Check the listing below for lines that hold "AsemEcono". How many are there? Please give only the number.

· · · · · · ·

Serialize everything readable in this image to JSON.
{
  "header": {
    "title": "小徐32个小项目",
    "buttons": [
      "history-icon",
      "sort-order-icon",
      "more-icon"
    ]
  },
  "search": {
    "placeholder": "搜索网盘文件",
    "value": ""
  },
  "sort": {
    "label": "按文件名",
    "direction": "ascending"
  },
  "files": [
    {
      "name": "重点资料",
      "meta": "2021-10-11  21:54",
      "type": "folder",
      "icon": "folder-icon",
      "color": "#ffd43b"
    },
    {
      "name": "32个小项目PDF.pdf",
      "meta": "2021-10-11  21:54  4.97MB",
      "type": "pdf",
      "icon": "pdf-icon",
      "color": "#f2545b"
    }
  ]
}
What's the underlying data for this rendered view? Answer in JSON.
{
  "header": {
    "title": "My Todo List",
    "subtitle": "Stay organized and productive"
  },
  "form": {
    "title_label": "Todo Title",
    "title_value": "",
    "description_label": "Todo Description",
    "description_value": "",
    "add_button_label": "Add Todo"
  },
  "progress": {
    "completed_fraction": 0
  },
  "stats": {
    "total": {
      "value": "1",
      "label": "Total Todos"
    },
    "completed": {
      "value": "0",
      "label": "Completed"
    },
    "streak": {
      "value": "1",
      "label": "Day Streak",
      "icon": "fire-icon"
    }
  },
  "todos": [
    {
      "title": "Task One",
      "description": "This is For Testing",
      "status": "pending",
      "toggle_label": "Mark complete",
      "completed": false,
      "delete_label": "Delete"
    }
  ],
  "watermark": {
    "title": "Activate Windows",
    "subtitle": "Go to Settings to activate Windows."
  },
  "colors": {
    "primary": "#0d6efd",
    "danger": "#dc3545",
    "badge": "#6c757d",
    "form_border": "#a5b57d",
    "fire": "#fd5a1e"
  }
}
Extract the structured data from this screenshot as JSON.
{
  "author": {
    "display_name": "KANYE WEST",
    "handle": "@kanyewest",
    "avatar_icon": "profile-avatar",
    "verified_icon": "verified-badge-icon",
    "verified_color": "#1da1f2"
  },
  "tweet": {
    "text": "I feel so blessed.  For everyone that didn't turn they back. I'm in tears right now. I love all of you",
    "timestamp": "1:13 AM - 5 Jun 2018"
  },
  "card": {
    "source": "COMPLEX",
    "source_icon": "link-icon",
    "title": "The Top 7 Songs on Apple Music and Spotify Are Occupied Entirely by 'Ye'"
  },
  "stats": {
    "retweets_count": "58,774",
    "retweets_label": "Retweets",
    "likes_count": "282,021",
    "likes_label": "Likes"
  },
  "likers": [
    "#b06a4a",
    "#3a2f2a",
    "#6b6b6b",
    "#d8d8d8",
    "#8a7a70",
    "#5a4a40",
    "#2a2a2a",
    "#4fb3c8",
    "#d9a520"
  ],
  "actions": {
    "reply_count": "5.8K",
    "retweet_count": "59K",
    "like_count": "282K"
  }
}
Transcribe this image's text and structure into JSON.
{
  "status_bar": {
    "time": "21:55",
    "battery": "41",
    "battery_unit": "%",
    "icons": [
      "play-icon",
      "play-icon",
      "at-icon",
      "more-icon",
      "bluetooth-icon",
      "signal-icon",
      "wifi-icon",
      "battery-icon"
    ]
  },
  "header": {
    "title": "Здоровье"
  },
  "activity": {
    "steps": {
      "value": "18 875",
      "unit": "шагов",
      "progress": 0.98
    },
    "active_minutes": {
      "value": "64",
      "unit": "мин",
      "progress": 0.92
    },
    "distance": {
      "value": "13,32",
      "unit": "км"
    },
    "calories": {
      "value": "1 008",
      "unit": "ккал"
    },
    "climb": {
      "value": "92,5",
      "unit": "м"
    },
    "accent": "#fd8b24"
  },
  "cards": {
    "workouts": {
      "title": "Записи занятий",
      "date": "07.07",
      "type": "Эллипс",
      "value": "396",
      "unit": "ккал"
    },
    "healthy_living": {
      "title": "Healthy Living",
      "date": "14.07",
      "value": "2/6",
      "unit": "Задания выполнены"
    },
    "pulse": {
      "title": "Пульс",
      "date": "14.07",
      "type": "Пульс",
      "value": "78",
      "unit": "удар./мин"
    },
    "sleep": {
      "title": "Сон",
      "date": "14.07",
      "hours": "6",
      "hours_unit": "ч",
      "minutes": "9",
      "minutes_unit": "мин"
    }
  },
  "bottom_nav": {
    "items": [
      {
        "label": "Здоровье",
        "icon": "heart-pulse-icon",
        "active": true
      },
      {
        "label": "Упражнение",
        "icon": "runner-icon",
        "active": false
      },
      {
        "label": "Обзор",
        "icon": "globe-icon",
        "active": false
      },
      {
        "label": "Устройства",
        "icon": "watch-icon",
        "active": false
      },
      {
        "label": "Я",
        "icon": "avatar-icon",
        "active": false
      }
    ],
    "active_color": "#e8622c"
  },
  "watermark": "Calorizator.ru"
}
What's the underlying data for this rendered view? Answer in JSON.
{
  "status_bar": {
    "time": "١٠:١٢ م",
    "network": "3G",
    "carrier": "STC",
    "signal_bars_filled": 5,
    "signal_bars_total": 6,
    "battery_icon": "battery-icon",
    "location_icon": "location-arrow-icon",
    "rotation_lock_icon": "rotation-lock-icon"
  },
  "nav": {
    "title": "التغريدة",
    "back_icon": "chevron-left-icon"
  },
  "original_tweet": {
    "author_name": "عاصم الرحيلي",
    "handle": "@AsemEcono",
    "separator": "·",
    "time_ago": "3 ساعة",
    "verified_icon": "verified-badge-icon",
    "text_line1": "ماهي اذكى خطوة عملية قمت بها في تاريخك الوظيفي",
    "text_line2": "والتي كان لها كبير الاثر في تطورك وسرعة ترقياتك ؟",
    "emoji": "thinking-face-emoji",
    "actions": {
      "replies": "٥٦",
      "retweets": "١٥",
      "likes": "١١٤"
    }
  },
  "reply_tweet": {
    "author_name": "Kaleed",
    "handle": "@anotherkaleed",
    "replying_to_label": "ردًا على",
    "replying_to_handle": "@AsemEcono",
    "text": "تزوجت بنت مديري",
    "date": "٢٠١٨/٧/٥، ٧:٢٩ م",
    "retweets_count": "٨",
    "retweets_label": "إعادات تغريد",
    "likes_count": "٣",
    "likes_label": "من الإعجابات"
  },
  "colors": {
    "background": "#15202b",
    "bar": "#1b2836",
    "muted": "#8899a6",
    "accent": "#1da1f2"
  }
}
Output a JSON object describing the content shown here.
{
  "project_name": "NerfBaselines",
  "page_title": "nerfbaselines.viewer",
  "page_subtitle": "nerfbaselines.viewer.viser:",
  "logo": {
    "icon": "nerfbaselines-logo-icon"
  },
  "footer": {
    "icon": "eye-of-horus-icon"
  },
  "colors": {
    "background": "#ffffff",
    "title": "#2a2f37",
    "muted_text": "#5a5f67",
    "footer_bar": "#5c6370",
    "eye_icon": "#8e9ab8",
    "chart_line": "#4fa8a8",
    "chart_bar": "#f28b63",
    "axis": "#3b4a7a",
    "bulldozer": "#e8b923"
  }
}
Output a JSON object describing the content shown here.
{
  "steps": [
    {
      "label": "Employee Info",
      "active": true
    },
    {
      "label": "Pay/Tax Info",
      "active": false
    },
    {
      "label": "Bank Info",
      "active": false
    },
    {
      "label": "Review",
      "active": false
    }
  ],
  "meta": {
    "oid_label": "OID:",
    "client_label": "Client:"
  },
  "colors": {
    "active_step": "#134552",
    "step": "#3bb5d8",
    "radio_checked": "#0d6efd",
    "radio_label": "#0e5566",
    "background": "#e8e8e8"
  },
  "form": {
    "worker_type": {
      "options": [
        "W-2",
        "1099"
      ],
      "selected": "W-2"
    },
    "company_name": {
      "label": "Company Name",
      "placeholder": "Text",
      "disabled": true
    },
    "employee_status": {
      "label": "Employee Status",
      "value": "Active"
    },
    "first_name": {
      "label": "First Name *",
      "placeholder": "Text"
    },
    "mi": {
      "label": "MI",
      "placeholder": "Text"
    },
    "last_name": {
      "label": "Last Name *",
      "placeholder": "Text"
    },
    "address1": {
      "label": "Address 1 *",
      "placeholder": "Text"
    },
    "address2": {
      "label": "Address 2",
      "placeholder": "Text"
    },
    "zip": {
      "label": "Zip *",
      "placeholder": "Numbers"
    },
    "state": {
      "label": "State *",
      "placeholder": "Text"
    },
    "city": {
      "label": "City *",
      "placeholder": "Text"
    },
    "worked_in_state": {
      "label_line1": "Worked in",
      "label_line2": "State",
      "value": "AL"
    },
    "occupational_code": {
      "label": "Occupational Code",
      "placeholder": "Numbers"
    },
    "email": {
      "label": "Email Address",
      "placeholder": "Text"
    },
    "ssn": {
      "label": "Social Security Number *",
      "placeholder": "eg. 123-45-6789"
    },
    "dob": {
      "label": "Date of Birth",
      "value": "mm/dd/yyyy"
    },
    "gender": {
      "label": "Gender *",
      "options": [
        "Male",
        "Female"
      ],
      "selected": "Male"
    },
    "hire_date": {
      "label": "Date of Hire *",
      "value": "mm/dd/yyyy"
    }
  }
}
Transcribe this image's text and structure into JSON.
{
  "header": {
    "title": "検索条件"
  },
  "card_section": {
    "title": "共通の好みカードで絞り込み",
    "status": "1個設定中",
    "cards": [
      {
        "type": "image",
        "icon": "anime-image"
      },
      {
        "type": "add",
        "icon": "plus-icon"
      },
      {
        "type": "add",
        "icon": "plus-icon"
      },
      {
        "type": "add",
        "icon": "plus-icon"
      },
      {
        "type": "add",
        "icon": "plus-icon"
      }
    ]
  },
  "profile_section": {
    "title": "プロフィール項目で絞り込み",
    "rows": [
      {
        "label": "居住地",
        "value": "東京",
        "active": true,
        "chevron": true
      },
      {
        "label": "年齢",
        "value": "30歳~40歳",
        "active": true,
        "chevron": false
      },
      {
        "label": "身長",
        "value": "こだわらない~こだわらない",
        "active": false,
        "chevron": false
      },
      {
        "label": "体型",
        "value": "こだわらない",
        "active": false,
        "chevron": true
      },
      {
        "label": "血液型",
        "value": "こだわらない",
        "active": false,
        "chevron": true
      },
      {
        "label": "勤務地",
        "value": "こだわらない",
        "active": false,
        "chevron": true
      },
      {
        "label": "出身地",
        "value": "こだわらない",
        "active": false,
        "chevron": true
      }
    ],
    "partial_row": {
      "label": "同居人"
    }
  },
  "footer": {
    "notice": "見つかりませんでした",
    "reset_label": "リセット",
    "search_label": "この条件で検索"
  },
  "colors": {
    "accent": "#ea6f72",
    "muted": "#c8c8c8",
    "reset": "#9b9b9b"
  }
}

· · · · · · ·

### Full output
2